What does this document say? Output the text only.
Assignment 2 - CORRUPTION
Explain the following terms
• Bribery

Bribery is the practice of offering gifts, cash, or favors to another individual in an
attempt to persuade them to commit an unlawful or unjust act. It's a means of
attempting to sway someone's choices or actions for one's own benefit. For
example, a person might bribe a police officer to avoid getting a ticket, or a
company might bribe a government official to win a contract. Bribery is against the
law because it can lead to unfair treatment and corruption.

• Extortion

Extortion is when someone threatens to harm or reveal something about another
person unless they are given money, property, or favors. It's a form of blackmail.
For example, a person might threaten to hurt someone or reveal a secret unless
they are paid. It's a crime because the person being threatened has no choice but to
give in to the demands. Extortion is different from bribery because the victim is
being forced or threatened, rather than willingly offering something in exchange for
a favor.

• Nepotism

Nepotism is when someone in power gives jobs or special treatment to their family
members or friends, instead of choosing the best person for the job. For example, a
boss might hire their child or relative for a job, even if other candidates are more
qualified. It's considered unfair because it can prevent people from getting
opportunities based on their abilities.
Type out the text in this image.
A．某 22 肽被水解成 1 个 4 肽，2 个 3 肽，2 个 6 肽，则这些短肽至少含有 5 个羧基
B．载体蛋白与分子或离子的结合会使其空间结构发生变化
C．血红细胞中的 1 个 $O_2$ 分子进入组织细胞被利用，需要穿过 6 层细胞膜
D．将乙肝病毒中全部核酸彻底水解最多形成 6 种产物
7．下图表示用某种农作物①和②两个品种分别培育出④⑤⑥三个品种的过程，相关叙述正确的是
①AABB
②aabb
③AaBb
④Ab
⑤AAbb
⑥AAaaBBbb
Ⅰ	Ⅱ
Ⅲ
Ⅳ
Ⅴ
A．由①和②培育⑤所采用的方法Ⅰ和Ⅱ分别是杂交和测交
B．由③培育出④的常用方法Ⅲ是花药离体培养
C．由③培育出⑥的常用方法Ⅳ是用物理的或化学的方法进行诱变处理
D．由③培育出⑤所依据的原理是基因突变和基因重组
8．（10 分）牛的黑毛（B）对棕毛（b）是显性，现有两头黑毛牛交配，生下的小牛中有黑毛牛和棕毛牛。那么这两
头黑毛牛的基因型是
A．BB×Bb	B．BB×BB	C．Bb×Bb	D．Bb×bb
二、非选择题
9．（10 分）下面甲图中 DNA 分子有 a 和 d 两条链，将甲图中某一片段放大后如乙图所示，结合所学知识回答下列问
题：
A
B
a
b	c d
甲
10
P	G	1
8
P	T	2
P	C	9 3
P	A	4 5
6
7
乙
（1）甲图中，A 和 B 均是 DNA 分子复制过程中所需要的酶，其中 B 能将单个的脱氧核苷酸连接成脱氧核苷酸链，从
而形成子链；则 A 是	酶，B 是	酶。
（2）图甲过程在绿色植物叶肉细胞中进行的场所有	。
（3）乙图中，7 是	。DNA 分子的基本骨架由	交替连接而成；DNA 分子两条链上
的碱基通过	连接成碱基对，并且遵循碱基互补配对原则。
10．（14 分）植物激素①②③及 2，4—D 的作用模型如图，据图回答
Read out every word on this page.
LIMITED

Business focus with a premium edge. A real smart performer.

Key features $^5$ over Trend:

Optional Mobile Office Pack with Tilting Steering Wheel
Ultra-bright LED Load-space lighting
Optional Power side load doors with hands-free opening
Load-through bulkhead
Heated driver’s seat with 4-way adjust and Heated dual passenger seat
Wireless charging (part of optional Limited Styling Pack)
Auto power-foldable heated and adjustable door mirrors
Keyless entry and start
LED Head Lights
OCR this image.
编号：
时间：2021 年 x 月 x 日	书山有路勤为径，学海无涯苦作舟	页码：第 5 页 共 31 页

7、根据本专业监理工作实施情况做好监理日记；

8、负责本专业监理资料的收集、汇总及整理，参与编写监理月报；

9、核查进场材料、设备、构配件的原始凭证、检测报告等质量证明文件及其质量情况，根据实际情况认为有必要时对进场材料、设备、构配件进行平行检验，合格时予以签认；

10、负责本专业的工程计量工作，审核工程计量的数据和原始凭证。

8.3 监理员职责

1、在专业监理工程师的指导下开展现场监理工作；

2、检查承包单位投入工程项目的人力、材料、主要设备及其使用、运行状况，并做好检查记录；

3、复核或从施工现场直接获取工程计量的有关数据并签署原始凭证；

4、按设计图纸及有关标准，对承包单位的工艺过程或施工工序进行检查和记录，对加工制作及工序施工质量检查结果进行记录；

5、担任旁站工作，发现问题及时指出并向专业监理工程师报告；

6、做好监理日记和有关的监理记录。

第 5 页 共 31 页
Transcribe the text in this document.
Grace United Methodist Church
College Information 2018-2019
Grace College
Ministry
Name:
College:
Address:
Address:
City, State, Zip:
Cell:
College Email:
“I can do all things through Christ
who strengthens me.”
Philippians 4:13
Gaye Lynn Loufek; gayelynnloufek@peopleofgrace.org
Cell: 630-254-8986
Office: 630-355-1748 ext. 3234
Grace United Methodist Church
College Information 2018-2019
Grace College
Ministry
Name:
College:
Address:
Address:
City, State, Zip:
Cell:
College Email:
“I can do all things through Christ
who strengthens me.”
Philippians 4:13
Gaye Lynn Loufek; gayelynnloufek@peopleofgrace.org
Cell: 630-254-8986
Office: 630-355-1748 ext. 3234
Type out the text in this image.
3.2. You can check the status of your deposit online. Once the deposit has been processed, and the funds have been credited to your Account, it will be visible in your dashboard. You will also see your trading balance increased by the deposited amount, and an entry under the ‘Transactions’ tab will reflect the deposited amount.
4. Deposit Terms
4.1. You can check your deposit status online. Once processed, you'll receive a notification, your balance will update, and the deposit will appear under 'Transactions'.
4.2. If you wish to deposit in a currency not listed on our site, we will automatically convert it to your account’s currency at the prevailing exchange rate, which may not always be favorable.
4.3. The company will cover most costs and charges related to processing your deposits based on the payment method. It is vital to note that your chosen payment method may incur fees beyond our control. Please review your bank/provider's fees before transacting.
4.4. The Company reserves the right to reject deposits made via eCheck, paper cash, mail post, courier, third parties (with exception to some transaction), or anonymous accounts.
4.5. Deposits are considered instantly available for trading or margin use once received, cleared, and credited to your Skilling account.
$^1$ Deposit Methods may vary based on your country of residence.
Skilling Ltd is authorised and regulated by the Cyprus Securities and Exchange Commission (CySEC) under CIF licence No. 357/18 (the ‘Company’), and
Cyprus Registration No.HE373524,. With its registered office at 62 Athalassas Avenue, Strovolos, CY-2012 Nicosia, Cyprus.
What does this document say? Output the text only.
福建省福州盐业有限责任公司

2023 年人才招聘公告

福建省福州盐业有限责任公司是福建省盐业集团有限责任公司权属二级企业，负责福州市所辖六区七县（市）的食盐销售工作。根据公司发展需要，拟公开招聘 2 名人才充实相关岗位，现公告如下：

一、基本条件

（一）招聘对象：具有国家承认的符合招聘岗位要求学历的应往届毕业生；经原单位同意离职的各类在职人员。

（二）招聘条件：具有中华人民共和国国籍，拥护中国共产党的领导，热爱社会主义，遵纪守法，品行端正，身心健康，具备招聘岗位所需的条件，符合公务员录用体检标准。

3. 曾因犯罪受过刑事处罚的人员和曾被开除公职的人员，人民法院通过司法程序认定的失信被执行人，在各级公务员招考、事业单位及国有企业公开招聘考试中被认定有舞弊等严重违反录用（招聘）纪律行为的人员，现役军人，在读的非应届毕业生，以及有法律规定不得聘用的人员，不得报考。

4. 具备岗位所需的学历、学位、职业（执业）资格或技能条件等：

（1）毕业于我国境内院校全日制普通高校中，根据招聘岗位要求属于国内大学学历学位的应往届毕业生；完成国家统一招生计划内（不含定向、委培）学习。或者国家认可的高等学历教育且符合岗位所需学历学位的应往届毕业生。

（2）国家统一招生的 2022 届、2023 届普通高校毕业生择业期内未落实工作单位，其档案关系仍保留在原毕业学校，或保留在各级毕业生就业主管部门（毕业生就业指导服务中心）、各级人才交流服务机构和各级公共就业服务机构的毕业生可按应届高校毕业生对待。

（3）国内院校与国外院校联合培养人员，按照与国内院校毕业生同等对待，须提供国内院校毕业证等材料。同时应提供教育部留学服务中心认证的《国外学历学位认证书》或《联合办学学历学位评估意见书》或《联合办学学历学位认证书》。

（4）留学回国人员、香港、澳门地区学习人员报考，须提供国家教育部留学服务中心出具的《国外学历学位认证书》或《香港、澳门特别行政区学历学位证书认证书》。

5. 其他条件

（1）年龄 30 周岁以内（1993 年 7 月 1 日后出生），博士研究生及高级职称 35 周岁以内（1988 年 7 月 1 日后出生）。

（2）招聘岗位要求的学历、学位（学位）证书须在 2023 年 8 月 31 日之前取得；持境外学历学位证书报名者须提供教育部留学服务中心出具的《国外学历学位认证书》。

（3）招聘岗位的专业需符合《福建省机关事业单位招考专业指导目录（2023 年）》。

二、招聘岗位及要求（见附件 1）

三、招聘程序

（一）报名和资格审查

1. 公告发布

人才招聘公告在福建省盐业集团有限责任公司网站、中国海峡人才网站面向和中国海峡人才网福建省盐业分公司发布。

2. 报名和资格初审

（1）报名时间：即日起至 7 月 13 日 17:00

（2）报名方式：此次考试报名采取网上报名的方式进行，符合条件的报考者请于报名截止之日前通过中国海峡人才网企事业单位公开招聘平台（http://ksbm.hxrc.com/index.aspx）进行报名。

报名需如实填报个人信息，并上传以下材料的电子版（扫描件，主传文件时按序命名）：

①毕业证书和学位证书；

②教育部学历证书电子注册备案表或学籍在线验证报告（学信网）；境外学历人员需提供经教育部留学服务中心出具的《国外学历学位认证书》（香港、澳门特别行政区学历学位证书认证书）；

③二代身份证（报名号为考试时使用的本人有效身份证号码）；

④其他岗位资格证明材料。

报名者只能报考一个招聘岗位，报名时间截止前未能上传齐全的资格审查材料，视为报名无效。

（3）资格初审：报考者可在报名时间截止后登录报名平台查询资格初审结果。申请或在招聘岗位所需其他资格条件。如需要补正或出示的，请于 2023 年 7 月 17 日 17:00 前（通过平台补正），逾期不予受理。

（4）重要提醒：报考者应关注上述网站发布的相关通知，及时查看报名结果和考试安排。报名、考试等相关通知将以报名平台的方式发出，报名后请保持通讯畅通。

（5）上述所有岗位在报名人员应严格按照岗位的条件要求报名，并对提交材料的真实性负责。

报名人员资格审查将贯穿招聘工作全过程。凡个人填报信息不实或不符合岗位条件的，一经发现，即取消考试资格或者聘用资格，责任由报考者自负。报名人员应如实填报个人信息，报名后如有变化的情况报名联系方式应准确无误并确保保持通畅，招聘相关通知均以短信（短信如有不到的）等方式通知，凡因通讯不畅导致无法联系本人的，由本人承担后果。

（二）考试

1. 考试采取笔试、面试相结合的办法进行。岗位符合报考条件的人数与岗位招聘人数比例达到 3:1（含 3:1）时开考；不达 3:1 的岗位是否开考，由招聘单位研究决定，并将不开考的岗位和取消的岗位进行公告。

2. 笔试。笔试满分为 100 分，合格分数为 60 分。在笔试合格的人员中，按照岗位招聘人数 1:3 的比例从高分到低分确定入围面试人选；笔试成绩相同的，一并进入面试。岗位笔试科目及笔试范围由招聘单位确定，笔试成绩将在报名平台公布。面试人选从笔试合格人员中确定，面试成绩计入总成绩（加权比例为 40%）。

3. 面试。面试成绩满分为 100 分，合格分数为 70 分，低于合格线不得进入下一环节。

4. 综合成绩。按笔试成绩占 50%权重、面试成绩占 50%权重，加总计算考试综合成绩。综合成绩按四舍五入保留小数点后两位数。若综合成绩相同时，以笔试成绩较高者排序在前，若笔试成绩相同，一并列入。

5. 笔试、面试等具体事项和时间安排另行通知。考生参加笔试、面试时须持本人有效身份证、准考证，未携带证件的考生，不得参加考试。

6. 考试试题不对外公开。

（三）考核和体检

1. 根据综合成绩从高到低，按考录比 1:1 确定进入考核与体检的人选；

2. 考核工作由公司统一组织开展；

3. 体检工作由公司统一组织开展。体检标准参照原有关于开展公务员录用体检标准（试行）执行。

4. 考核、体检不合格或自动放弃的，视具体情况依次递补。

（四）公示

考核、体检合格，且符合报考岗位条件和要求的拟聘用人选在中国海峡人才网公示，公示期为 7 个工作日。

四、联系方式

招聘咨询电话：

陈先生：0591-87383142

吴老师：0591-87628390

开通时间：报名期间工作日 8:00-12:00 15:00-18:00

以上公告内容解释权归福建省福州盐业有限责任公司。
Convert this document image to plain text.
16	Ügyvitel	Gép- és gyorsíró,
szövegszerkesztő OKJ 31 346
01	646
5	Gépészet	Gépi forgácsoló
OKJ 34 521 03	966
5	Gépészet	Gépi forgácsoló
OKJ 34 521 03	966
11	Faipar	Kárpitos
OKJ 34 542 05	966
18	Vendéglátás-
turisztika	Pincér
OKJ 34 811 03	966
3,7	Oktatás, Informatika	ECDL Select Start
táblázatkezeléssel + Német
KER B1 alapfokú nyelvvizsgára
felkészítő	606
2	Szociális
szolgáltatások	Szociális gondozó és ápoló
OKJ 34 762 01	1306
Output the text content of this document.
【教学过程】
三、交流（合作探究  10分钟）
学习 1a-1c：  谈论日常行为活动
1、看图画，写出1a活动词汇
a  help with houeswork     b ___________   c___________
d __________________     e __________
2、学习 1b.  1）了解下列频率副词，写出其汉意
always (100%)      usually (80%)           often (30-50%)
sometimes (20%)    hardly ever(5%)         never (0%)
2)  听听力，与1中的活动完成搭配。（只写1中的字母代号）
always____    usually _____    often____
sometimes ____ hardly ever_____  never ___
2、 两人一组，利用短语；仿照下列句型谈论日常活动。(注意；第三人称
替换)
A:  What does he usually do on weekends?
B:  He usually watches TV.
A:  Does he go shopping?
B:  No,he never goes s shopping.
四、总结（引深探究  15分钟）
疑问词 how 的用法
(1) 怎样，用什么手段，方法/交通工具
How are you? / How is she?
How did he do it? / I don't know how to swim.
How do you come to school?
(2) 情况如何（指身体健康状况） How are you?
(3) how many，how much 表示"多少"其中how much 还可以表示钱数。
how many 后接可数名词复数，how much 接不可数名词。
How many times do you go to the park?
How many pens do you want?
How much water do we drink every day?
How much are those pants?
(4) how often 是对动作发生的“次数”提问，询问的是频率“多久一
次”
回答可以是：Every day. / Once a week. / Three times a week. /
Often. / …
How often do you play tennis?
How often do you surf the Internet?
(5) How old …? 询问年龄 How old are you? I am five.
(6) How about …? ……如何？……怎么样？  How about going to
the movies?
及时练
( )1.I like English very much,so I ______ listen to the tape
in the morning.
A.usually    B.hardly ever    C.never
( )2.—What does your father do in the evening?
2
━━━━━━━━━━
OBJECTIVE: Copy exactly the lines above, from the one containing "Output the text content of this document." through the very last line.

EXERCISE ANSWER:
Output the text content of this document.
【教学过程】
三、交流（合作探究  10分钟）
学习 1a-1c：  谈论日常行为活动
1、看图画，写出1a活动词汇
a  help with houeswork     b ___________   c___________
d __________________     e __________
2、学习 1b.  1）了解下列频率副词，写出其汉意
always (100%)      usually (80%)           often (30-50%)
sometimes (20%)    hardly ever(5%)         never (0%)
2)  听听力，与1中的活动完成搭配。（只写1中的字母代号）
always____    usually _____    often____
sometimes ____ hardly ever_____  never ___
2、 两人一组，利用短语；仿照下列句型谈论日常活动。(注意；第三人称
替换)
A:  What does he usually do on weekends?
B:  He usually watches TV.
A:  Does he go shopping?
B:  No,he never goes s shopping.
四、总结（引深探究  15分钟）
疑问词 how 的用法
(1) 怎样，用什么手段，方法/交通工具
How are you? / How is she?
How did he do it? / I don't know how to swim.
How do you come to school?
(2) 情况如何（指身体健康状况） How are you?
(3) how many，how much 表示"多少"其中how much 还可以表示钱数。
how many 后接可数名词复数，how much 接不可数名词。
How many times do you go to the park?
How many pens do you want?
How much water do we drink every day?
How much are those pants?
(4) how often 是对动作发生的“次数”提问，询问的是频率“多久一
次”
回答可以是：Every day. / Once a week. / Three times a week. /
Often. / …
How often do you play tennis?
How often do you surf the Internet?
(5) How old …? 询问年龄 How old are you? I am five.
(6) How about …? ……如何？……怎么样？  How about going to
the movies?
及时练
( )1.I like English very much,so I ______ listen to the tape
in the morning.
A.usually    B.hardly ever    C.never
( )2.—What does your father do in the evening?
2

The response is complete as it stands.